**Description of the task:**
Select the lines that contain "Peak" and copy each of them.

[Dataset entries on figures]
***

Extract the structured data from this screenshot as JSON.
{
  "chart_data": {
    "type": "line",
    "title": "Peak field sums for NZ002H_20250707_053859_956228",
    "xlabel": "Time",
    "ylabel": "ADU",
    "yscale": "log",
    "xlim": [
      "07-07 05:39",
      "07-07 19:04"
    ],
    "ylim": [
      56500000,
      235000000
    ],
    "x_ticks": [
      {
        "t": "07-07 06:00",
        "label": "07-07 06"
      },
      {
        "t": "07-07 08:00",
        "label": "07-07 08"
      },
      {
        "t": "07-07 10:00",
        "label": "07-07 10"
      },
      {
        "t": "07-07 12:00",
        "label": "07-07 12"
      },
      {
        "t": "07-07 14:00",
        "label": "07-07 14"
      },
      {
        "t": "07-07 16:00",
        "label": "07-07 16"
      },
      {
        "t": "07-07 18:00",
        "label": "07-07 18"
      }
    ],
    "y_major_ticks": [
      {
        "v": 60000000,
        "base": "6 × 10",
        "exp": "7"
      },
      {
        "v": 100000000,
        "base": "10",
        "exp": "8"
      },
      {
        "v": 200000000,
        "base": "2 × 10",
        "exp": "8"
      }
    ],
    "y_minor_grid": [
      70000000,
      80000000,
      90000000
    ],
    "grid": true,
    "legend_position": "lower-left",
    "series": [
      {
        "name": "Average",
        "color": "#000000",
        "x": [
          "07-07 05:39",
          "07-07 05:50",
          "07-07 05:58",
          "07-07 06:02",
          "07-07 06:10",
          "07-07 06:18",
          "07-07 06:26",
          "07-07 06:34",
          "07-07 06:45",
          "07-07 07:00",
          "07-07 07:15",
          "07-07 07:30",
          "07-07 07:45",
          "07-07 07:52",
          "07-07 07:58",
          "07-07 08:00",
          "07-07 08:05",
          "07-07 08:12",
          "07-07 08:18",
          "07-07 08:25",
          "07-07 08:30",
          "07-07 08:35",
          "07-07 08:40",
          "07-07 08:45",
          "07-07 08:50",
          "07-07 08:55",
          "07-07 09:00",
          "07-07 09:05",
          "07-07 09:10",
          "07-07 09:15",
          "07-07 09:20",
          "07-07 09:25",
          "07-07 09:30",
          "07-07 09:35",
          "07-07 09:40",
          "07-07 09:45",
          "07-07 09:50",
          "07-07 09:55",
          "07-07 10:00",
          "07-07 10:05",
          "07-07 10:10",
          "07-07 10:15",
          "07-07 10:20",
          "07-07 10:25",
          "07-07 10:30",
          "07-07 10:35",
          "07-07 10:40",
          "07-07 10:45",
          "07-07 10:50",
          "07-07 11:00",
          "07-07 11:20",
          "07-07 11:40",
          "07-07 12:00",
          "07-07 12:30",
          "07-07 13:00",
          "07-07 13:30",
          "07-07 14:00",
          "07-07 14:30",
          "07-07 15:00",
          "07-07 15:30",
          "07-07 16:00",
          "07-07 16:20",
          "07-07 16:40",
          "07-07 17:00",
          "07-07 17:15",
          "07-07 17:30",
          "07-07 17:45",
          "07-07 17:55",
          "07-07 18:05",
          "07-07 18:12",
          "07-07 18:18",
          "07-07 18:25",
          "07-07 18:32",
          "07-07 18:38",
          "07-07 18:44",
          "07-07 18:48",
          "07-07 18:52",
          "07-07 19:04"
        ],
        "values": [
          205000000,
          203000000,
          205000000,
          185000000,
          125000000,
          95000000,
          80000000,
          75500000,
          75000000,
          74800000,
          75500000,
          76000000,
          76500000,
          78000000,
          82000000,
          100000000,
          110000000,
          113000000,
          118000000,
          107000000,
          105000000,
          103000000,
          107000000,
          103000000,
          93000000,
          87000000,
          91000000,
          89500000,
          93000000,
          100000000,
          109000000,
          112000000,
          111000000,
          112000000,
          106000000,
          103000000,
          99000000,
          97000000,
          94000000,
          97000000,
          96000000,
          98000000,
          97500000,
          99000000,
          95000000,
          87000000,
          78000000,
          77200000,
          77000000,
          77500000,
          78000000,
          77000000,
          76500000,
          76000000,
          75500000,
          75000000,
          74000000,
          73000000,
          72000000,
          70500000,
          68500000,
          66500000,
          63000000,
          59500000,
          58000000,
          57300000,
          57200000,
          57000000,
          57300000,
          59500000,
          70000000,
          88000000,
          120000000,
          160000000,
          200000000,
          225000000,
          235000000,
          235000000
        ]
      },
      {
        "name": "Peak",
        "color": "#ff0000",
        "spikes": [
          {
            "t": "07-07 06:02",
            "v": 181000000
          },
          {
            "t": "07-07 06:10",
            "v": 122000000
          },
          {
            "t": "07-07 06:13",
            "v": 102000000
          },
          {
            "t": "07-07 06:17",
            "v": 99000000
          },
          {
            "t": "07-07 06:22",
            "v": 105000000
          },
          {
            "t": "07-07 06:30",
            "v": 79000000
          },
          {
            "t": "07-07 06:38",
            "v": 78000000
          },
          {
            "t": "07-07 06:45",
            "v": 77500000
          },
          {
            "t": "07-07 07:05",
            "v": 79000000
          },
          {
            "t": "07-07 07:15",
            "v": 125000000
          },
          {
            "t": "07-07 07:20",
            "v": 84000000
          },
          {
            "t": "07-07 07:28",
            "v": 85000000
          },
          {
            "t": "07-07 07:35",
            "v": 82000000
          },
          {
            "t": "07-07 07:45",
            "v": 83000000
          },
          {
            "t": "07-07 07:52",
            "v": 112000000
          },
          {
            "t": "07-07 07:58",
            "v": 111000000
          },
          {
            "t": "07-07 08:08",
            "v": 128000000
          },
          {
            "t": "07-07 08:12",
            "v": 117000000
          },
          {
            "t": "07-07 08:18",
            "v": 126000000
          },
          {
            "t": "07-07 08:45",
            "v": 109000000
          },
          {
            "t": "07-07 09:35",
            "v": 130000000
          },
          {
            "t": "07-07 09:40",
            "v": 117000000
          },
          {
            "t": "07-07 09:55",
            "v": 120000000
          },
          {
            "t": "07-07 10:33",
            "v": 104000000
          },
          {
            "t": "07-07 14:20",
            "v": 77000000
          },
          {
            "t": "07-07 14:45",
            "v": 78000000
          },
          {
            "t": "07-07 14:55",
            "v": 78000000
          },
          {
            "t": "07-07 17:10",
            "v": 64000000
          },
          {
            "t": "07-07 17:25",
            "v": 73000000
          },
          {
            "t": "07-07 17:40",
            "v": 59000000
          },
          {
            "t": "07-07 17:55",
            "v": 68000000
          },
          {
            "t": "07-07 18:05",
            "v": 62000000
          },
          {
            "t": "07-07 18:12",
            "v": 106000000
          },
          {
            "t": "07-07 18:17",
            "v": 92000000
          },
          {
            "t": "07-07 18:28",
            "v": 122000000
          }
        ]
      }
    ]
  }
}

***

**Written solution:**
    "title": "Peak field sums for NZ002H_20250707_053859_956228",
        "name": "Peak",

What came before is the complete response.